TO BE DONE: Take every line where the string "clearly" appears and copy it.

::::::::::

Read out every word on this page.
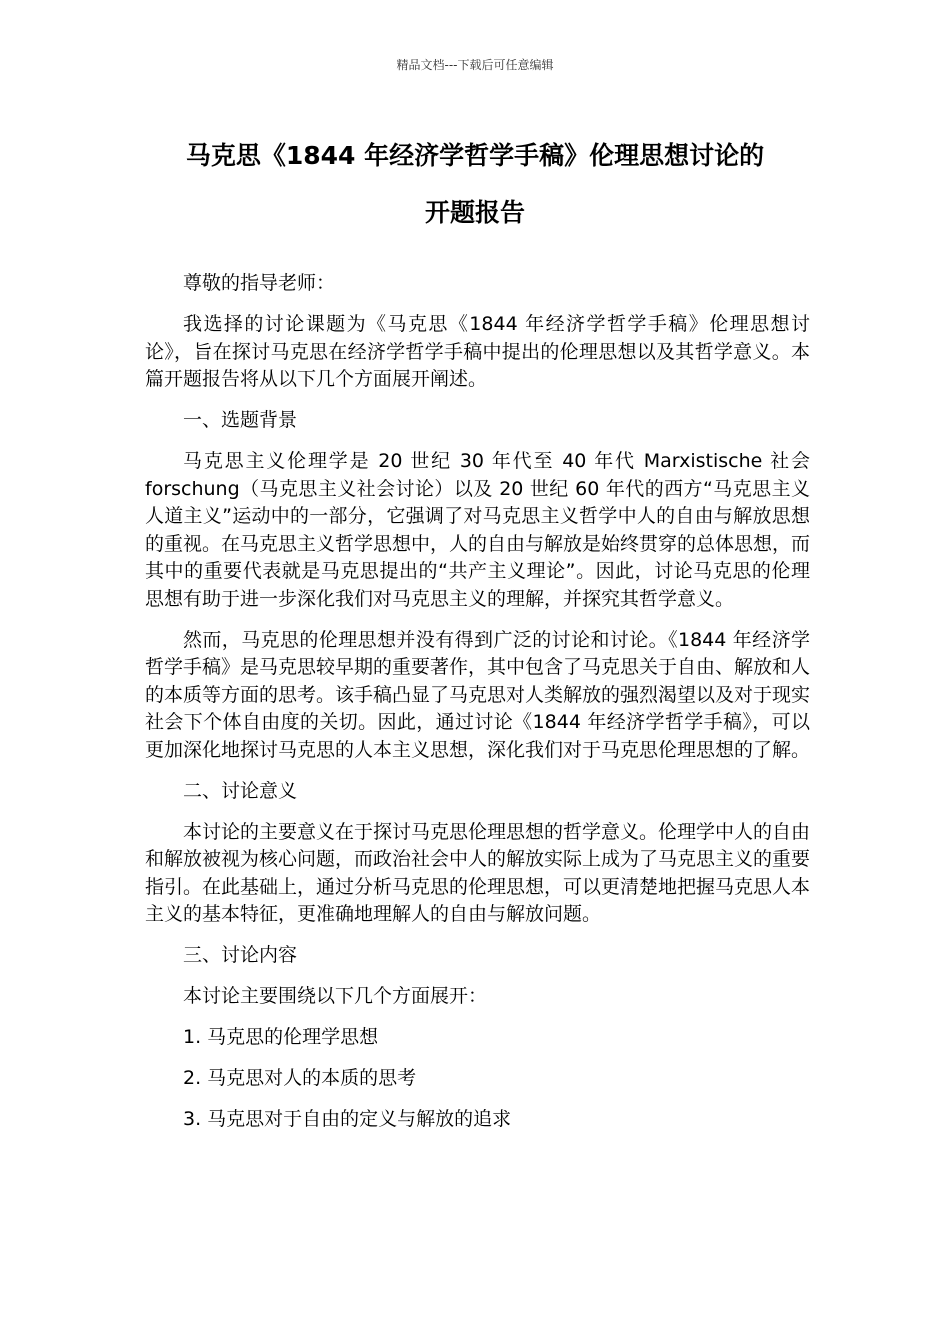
精品文档---下载后可任意编辑
马克思《1844 年经济学哲学手稿》伦理思想讨论的
开题报告

尊敬的指导老师：

我选择的讨论课题为《马克思《1844 年经济学哲学手稿》伦理思想讨论》，旨在探讨马克思在经济学哲学手稿中提出的伦理思想以及其哲学意义。本篇开题报告将从以下几个方面展开阐述。

一、选题背景

马克思主义伦理学是 20 世纪 30 年代至 40 年代 Marxistische 社会forschung（马克思主义社会讨论）以及 20 世纪 60 年代的西方“马克思主义人道主义”运动中的一部分，它强调了对马克思主义哲学中人的自由与解放思想的重视。在马克思主义哲学思想中，人的自由与解放是始终贯穿的总体思想，而其中的重要代表就是马克思提出的“共产主义理论”。因此，讨论马克思的伦理思想有助于进一步深化我们对马克思主义的理解，并探究其哲学意义。

然而，马克思的伦理思想并没有得到广泛的讨论和讨论。《1844 年经济学哲学手稿》是马克思较早期的重要著作，其中包含了马克思关于自由、解放和人的本质等方面的思考。该手稿凸显了马克思对人类解放的强烈渴望以及对于现实社会下个体自由度的关切。因此，通过讨论《1844 年经济学哲学手稿》，可以更加深化地探讨马克思的人本主义思想，深化我们对于马克思伦理思想的了解。

二、讨论意义

本讨论的主要意义在于探讨马克思伦理思想的哲学意义。伦理学中人的自由和解放被视为核心问题，而政治社会中人的解放实际上成为了马克思主义的重要指引。在此基础上，通过分析马克思的伦理思想，可以更清楚地把握马克思人本主义的基本特征，更准确地理解人的自由与解放问题。

三、讨论内容

本讨论主要围绕以下几个方面展开：

1. 马克思的伦理学思想

2. 马克思对人的本质的思考

3. 马克思对于自由的定义与解放的追求
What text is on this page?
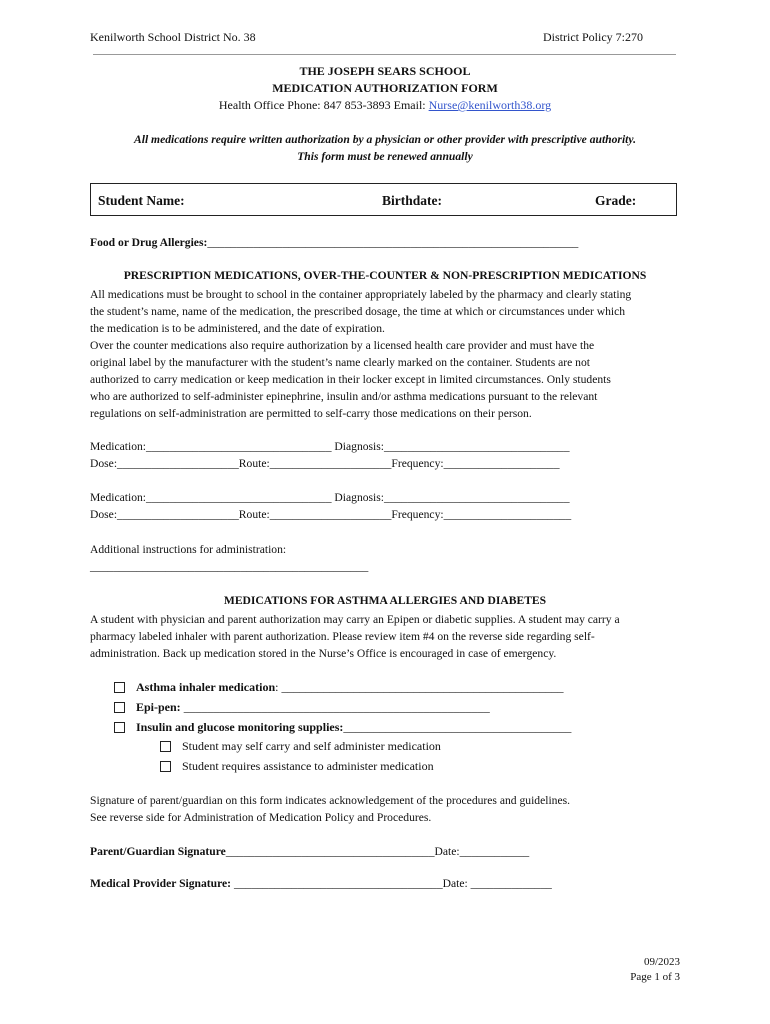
Kenilworth School District No. 38	District Policy 7:270
THE JOSEPH SEARS SCHOOL
MEDICATION AUTHORIZATION FORM
Health Office Phone: 847 853-3893 Email: Nurse@kenilworth38.org
All medications require written authorization by a physician or other provider with prescriptive authority.
This form must be renewed annually
Student Name:	Birthdate:	Grade:
Food or Drug Allergies:________________________________________________________________
PRESCRIPTION MEDICATIONS, OVER-THE-COUNTER & NON-PRESCRIPTION MEDICATIONS
All medications must be brought to school in the container appropriately labeled by the pharmacy and clearly stating
the student’s name, name of the medication, the prescribed dosage, the time at which or circumstances under which
the medication is to be administered, and the date of expiration.
Over the counter medications also require authorization by a licensed health care provider and must have the
original label by the manufacturer with the student’s name clearly marked on the container. Students are not
authorized to carry medication or keep medication in their locker except in limited circumstances. Only students
who are authorized to self-administer epinephrine, insulin and/or asthma medications pursuant to the relevant
regulations on self-administration are permitted to self-carry those medications on their person.
Medication:________________________________ Diagnosis:________________________________
Dose:_____________________Route:_____________________Frequency:____________________
Medication:________________________________ Diagnosis:________________________________
Dose:_____________________Route:_____________________Frequency:______________________
Additional instructions for administration:
________________________________________________
MEDICATIONS FOR ASTHMA ALLERGIES AND DIABETES
A student with physician and parent authorization may carry an Epipen or diabetic supplies. A student may carry a
pharmacy labeled inhaler with parent authorization. Please review item #4 on the reverse side regarding self-
administration. Back up medication stored in the Nurse’s Office is encouraged in case of emergency.
Asthma inhaler medication: _______________________________________________
Epi-pen: ___________________________________________________
Insulin and glucose monitoring supplies:______________________________________
Student may self carry and self administer medication
Student requires assistance to administer medication
Signature of parent/guardian on this form indicates acknowledgement of the procedures and guidelines.
See reverse side for Administration of Medication Policy and Procedures.
Parent/Guardian Signature____________________________________Date:____________
Medical Provider Signature: ____________________________________Date: ______________
09/2023
Page 1 of 3
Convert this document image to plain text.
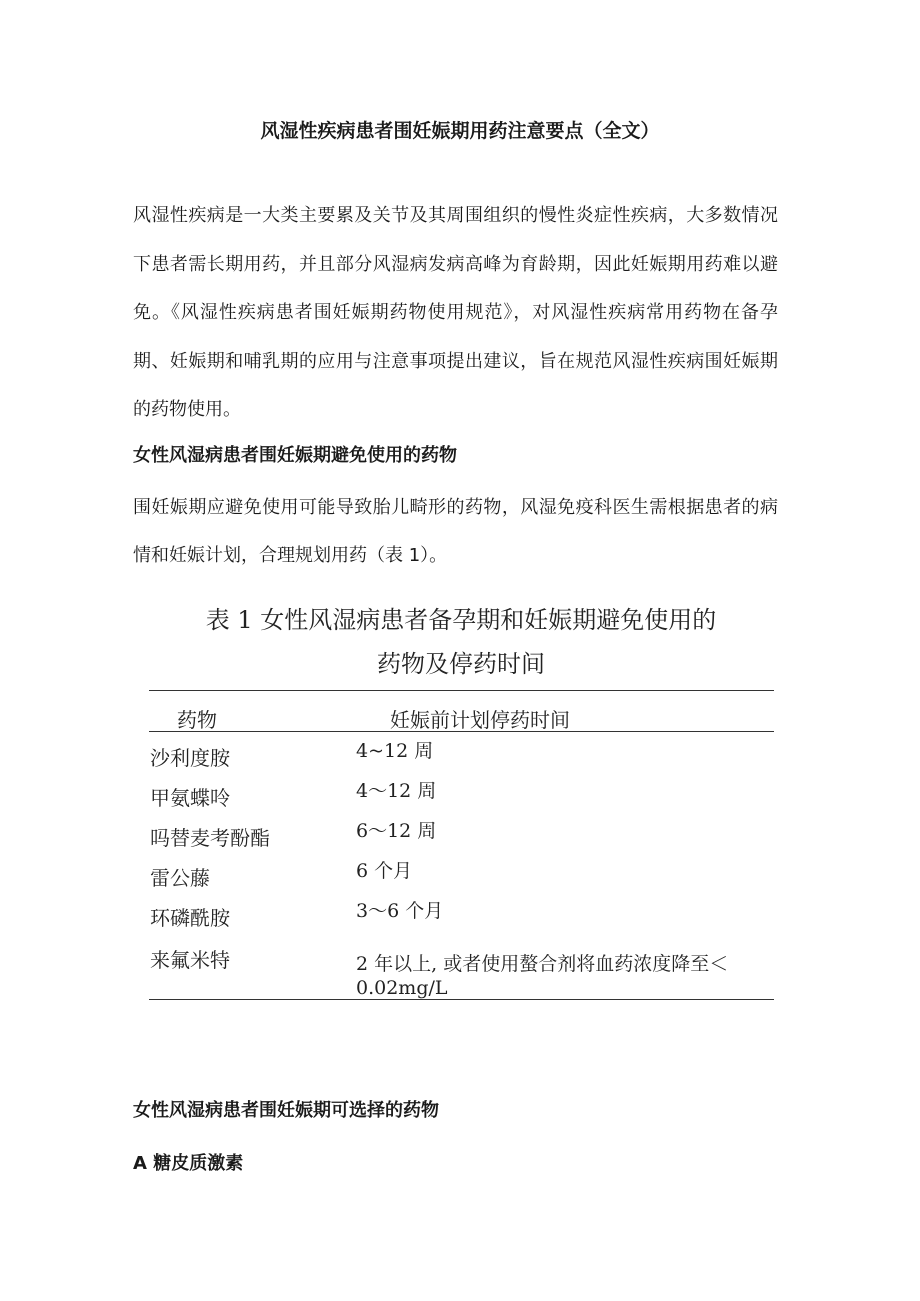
风湿性疾病患者围妊娠期用药注意要点（全文）

风湿性疾病是一大类主要累及关节及其周围组织的慢性炎症性疾病，大多数情况下患者需长期用药，并且部分风湿病发病高峰为育龄期，因此妊娠期用药难以避免。《风湿性疾病患者围妊娠期药物使用规范》，对风湿性疾病常用药物在备孕期、妊娠期和哺乳期的应用与注意事项提出建议，旨在规范风湿性疾病围妊娠期的药物使用。

女性风湿病患者围妊娠期避免使用的药物

围妊娠期应避免使用可能导致胎儿畸形的药物，风湿免疫科医生需根据患者的病情和妊娠计划，合理规划用药（表 1）。

表 1 女性风湿病患者备孕期和妊娠期避免使用的
药物及停药时间
药物	妊娠前计划停药时间
沙利度胺	4~12 周
甲氨蝶呤	4～12 周
吗替麦考酚酯	6～12 周
雷公藤	6 个月
环磷酰胺	3～6 个月
来氟米特	2 年以上, 或者使用螯合剂将血药浓度降至＜0.02mg/L
女性风湿病患者围妊娠期可选择的药物
A 糖皮质激素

::::::::::

OUTPUT:
All medications must be brought to school in the container appropriately labeled by the pharmacy and clearly stating
original label by the manufacturer with the student’s name clearly marked on the container. Students are not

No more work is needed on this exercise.